>> START Data for the task

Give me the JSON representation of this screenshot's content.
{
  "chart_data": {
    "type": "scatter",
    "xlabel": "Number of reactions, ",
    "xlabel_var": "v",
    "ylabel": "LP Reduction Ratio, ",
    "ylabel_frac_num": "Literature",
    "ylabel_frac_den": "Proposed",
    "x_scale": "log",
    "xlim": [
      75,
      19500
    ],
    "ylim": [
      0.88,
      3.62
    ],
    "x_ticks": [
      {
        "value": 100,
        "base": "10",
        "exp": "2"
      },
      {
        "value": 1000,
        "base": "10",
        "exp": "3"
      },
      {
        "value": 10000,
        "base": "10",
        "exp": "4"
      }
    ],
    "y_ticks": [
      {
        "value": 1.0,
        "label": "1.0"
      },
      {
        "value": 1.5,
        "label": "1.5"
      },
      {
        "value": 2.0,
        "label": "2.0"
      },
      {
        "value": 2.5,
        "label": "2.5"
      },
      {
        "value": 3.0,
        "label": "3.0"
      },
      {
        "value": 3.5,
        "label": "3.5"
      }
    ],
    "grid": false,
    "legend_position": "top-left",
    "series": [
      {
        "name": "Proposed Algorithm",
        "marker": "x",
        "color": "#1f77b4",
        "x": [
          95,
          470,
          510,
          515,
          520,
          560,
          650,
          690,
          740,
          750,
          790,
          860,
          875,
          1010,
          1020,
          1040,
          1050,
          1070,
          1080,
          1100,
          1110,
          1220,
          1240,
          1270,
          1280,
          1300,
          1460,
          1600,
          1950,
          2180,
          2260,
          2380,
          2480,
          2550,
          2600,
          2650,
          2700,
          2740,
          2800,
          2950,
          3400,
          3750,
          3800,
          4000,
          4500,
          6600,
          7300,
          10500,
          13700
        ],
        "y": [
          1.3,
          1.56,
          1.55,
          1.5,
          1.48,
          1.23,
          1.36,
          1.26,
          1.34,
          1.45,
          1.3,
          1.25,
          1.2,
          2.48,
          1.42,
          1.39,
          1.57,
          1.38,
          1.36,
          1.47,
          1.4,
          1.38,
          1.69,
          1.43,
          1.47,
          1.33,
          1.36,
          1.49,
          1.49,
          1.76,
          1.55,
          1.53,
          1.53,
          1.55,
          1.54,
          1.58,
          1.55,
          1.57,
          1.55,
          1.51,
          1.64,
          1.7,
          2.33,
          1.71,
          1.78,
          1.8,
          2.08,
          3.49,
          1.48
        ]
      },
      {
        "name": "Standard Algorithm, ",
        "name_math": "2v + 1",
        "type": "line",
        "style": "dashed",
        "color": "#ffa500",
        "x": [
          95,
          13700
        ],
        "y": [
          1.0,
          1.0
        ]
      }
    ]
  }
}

>> END Data for the task

§ **Work to be completed**
From the data above, extract every line in its exact form.

§ **Solution to this problem**
Give me the JSON representation of this screenshot's content.
{
  "chart_data": {
    "type": "scatter",
    "xlabel": "Number of reactions, ",
    "xlabel_var": "v",
    "ylabel": "LP Reduction Ratio, ",
    "ylabel_frac_num": "Literature",
    "ylabel_frac_den": "Proposed",
    "x_scale": "log",
    "xlim": [
      75,
      19500
    ],
    "ylim": [
      0.88,
      3.62
    ],
    "x_ticks": [
      {
        "value": 100,
        "base": "10",
        "exp": "2"
      },
      {
        "value": 1000,
        "base": "10",
        "exp": "3"
      },
      {
        "value": 10000,
        "base": "10",
        "exp": "4"
      }
    ],
    "y_ticks": [
      {
        "value": 1.0,
        "label": "1.0"
      },
      {
        "value": 1.5,
        "label": "1.5"
      },
      {
        "value": 2.0,
        "label": "2.0"
      },
      {
        "value": 2.5,
        "label": "2.5"
      },
      {
        "value": 3.0,
        "label": "3.0"
      },
      {
        "value": 3.5,
        "label": "3.5"
      }
    ],
    "grid": false,
    "legend_position": "top-left",
    "series": [
      {
        "name": "Proposed Algorithm",
        "marker": "x",
        "color": "#1f77b4",
        "x": [
          95,
          470,
          510,
          515,
          520,
          560,
          650,
          690,
          740,
          750,
          790,
          860,
          875,
          1010,
          1020,
          1040,
          1050,
          1070,
          1080,
          1100,
          1110,
          1220,
          1240,
          1270,
          1280,
          1300,
          1460,
          1600,
          1950,
          2180,
          2260,
          2380,
          2480,
          2550,
          2600,
          2650,
          2700,
          2740,
          2800,
          2950,
          3400,
          3750,
          3800,
          4000,
          4500,
          6600,
          7300,
          10500,
          13700
        ],
        "y": [
          1.3,
          1.56,
          1.55,
          1.5,
          1.48,
          1.23,
          1.36,
          1.26,
          1.34,
          1.45,
          1.3,
          1.25,
          1.2,
          2.48,
          1.42,
          1.39,
          1.57,
          1.38,
          1.36,
          1.47,
          1.4,
          1.38,
          1.69,
          1.43,
          1.47,
          1.33,
          1.36,
          1.49,
          1.49,
          1.76,
          1.55,
          1.53,
          1.53,
          1.55,
          1.54,
          1.58,
          1.55,
          1.57,
          1.55,
          1.51,
          1.64,
          1.7,
          2.33,
          1.71,
          1.78,
          1.8,
          2.08,
          3.49,
          1.48
        ]
      },
      {
        "name": "Standard Algorithm, ",
        "name_math": "2v + 1",
        "type": "line",
        "style": "dashed",
        "color": "#ffa500",
        "x": [
          95,
          13700
        ],
        "y": [
          1.0,
          1.0
        ]
      }
    ]
  }
}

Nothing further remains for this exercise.